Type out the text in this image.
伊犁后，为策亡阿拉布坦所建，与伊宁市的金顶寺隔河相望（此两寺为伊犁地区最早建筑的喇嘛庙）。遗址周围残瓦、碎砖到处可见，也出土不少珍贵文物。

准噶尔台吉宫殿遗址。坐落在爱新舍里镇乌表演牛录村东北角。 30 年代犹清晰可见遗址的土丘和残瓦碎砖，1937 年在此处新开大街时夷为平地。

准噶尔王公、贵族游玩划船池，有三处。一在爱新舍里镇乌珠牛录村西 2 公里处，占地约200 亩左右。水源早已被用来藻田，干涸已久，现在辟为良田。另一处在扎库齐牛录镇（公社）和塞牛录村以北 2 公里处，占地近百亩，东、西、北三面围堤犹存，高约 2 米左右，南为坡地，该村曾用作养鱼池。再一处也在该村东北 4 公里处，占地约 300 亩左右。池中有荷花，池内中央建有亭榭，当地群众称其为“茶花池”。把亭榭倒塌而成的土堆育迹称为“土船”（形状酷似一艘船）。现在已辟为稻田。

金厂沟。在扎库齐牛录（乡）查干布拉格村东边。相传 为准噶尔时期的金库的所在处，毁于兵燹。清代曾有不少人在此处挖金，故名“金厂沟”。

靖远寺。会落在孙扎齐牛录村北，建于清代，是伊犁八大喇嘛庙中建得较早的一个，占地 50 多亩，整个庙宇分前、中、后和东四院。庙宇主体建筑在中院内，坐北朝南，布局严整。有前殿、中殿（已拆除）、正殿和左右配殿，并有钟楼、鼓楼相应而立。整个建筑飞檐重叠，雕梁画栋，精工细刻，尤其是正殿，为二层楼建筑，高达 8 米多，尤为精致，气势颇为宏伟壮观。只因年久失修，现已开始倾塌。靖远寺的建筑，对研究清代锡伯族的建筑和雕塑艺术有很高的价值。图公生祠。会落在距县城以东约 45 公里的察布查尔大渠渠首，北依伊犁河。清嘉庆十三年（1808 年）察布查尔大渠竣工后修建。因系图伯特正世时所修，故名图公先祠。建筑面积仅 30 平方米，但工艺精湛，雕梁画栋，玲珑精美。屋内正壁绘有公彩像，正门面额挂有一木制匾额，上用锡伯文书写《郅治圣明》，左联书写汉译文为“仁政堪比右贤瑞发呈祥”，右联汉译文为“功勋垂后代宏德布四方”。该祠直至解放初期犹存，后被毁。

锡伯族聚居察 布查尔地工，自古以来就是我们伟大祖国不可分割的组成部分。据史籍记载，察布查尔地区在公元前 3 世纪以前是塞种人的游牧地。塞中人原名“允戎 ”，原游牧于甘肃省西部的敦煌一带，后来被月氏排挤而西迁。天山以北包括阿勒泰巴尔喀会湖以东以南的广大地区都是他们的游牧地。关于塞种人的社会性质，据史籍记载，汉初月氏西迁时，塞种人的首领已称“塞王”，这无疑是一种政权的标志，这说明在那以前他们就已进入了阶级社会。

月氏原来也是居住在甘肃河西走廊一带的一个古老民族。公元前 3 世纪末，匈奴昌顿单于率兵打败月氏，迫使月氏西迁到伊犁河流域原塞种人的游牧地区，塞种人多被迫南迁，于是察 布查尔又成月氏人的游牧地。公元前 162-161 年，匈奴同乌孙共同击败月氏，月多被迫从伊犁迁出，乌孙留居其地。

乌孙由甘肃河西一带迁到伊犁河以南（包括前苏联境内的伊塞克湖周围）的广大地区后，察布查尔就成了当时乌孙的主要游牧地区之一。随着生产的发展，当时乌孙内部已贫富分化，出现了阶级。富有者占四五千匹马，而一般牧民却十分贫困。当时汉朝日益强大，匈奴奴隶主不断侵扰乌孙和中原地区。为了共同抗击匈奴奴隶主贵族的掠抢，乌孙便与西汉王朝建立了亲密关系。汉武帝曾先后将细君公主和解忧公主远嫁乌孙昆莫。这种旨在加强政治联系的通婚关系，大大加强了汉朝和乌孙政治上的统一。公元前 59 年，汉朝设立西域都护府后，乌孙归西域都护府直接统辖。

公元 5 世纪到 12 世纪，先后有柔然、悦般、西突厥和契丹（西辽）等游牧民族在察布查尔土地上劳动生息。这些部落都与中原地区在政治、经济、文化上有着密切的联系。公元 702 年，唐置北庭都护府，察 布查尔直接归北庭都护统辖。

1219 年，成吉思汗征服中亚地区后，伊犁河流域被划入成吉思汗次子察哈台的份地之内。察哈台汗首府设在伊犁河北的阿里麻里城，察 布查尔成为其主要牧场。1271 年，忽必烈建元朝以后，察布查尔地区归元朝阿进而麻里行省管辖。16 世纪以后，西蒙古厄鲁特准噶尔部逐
□ □ □ □
◆ TO DO ◆
Repeat the records above exactly.

◆ ANSWER IN FULL ◆
Type out the text in this image.
伊犁后，为策亡阿拉布坦所建，与伊宁市的金顶寺隔河相望（此两寺为伊犁地区最早建筑的喇嘛庙）。遗址周围残瓦、碎砖到处可见，也出土不少珍贵文物。

准噶尔台吉宫殿遗址。坐落在爱新舍里镇乌表演牛录村东北角。 30 年代犹清晰可见遗址的土丘和残瓦碎砖，1937 年在此处新开大街时夷为平地。

准噶尔王公、贵族游玩划船池，有三处。一在爱新舍里镇乌珠牛录村西 2 公里处，占地约200 亩左右。水源早已被用来藻田，干涸已久，现在辟为良田。另一处在扎库齐牛录镇（公社）和塞牛录村以北 2 公里处，占地近百亩，东、西、北三面围堤犹存，高约 2 米左右，南为坡地，该村曾用作养鱼池。再一处也在该村东北 4 公里处，占地约 300 亩左右。池中有荷花，池内中央建有亭榭，当地群众称其为“茶花池”。把亭榭倒塌而成的土堆育迹称为“土船”（形状酷似一艘船）。现在已辟为稻田。

金厂沟。在扎库齐牛录（乡）查干布拉格村东边。相传 为准噶尔时期的金库的所在处，毁于兵燹。清代曾有不少人在此处挖金，故名“金厂沟”。

靖远寺。会落在孙扎齐牛录村北，建于清代，是伊犁八大喇嘛庙中建得较早的一个，占地 50 多亩，整个庙宇分前、中、后和东四院。庙宇主体建筑在中院内，坐北朝南，布局严整。有前殿、中殿（已拆除）、正殿和左右配殿，并有钟楼、鼓楼相应而立。整个建筑飞檐重叠，雕梁画栋，精工细刻，尤其是正殿，为二层楼建筑，高达 8 米多，尤为精致，气势颇为宏伟壮观。只因年久失修，现已开始倾塌。靖远寺的建筑，对研究清代锡伯族的建筑和雕塑艺术有很高的价值。图公生祠。会落在距县城以东约 45 公里的察布查尔大渠渠首，北依伊犁河。清嘉庆十三年（1808 年）察布查尔大渠竣工后修建。因系图伯特正世时所修，故名图公先祠。建筑面积仅 30 平方米，但工艺精湛，雕梁画栋，玲珑精美。屋内正壁绘有公彩像，正门面额挂有一木制匾额，上用锡伯文书写《郅治圣明》，左联书写汉译文为“仁政堪比右贤瑞发呈祥”，右联汉译文为“功勋垂后代宏德布四方”。该祠直至解放初期犹存，后被毁。

锡伯族聚居察 布查尔地工，自古以来就是我们伟大祖国不可分割的组成部分。据史籍记载，察布查尔地区在公元前 3 世纪以前是塞种人的游牧地。塞中人原名“允戎 ”，原游牧于甘肃省西部的敦煌一带，后来被月氏排挤而西迁。天山以北包括阿勒泰巴尔喀会湖以东以南的广大地区都是他们的游牧地。关于塞种人的社会性质，据史籍记载，汉初月氏西迁时，塞种人的首领已称“塞王”，这无疑是一种政权的标志，这说明在那以前他们就已进入了阶级社会。

月氏原来也是居住在甘肃河西走廊一带的一个古老民族。公元前 3 世纪末，匈奴昌顿单于率兵打败月氏，迫使月氏西迁到伊犁河流域原塞种人的游牧地区，塞种人多被迫南迁，于是察 布查尔又成月氏人的游牧地。公元前 162-161 年，匈奴同乌孙共同击败月氏，月多被迫从伊犁迁出，乌孙留居其地。

乌孙由甘肃河西一带迁到伊犁河以南（包括前苏联境内的伊塞克湖周围）的广大地区后，察布查尔就成了当时乌孙的主要游牧地区之一。随着生产的发展，当时乌孙内部已贫富分化，出现了阶级。富有者占四五千匹马，而一般牧民却十分贫困。当时汉朝日益强大，匈奴奴隶主不断侵扰乌孙和中原地区。为了共同抗击匈奴奴隶主贵族的掠抢，乌孙便与西汉王朝建立了亲密关系。汉武帝曾先后将细君公主和解忧公主远嫁乌孙昆莫。这种旨在加强政治联系的通婚关系，大大加强了汉朝和乌孙政治上的统一。公元前 59 年，汉朝设立西域都护府后，乌孙归西域都护府直接统辖。

公元 5 世纪到 12 世纪，先后有柔然、悦般、西突厥和契丹（西辽）等游牧民族在察布查尔土地上劳动生息。这些部落都与中原地区在政治、经济、文化上有着密切的联系。公元 702 年，唐置北庭都护府，察 布查尔直接归北庭都护统辖。

1219 年，成吉思汗征服中亚地区后，伊犁河流域被划入成吉思汗次子察哈台的份地之内。察哈台汗首府设在伊犁河北的阿里麻里城，察 布查尔成为其主要牧场。1271 年，忽必烈建元朝以后，察布查尔地区归元朝阿进而麻里行省管辖。16 世纪以后，西蒙古厄鲁特准噶尔部逐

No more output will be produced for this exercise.